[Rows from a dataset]
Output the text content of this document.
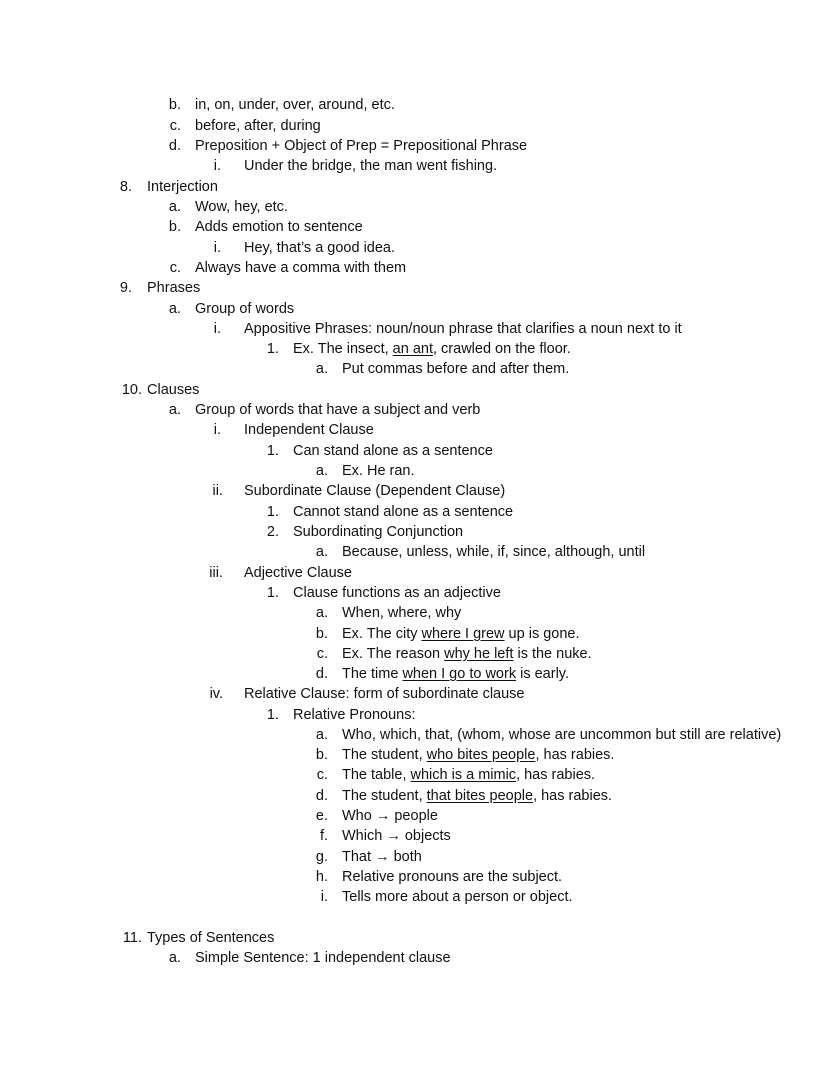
b. in, on, under, over, around, etc.
c. before, after, during
d. Preposition + Object of Prep = Prepositional Phrase
i. Under the bridge, the man went fishing.
8. Interjection
a. Wow, hey, etc.
b. Adds emotion to sentence
i. Hey, that’s a good idea.
c. Always have a comma with them
9. Phrases
a. Group of words
i. Appositive Phrases: noun/noun phrase that clarifies a noun next to it
1. Ex. The insect, an ant, crawled on the floor.
a. Put commas before and after them.
10. Clauses
a. Group of words that have a subject and verb
i. Independent Clause
1. Can stand alone as a sentence
a. Ex. He ran.
ii. Subordinate Clause (Dependent Clause)
1. Cannot stand alone as a sentence
2. Subordinating Conjunction
a. Because, unless, while, if, since, although, until
iii. Adjective Clause
1. Clause functions as an adjective
a. When, where, why
b. Ex. The city where I grew up is gone.
c. Ex. The reason why he left is the nuke.
d. The time when I go to work is early.
iv. Relative Clause: form of subordinate clause
1. Relative Pronouns:
a. Who, which, that, (whom, whose are uncommon but still are relative)
b. The student, who bites people, has rabies.
c. The table, which is a mimic, has rabies.
d. The student, that bites people, has rabies.
e. Who → people
f. Which → objects
g. That → both
h. Relative pronouns are the subject.
i. Tells more about a person or object.
11. Types of Sentences
a. Simple Sentence: 1 independent clause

** PROBLEM TO WORK ON **
Above are records to transcribe exactly; leave their pictures out.

** RESULT OF THE TASK **
Output the text content of this document.
b. in, on, under, over, around, etc.
c. before, after, during
d. Preposition + Object of Prep = Prepositional Phrase
i. Under the bridge, the man went fishing.
8. Interjection
a. Wow, hey, etc.
b. Adds emotion to sentence
i. Hey, that’s a good idea.
c. Always have a comma with them
9. Phrases
a. Group of words
i. Appositive Phrases: noun/noun phrase that clarifies a noun next to it
1. Ex. The insect, an ant, crawled on the floor.
a. Put commas before and after them.
10. Clauses
a. Group of words that have a subject and verb
i. Independent Clause
1. Can stand alone as a sentence
a. Ex. He ran.
ii. Subordinate Clause (Dependent Clause)
1. Cannot stand alone as a sentence
2. Subordinating Conjunction
a. Because, unless, while, if, since, although, until
iii. Adjective Clause
1. Clause functions as an adjective
a. When, where, why
b. Ex. The city where I grew up is gone.
c. Ex. The reason why he left is the nuke.
d. The time when I go to work is early.
iv. Relative Clause: form of subordinate clause
1. Relative Pronouns:
a. Who, which, that, (whom, whose are uncommon but still are relative)
b. The student, who bites people, has rabies.
c. The table, which is a mimic, has rabies.
d. The student, that bites people, has rabies.
e. Who → people
f. Which → objects
g. That → both
h. Relative pronouns are the subject.
i. Tells more about a person or object.
11. Types of Sentences
a. Simple Sentence: 1 independent clause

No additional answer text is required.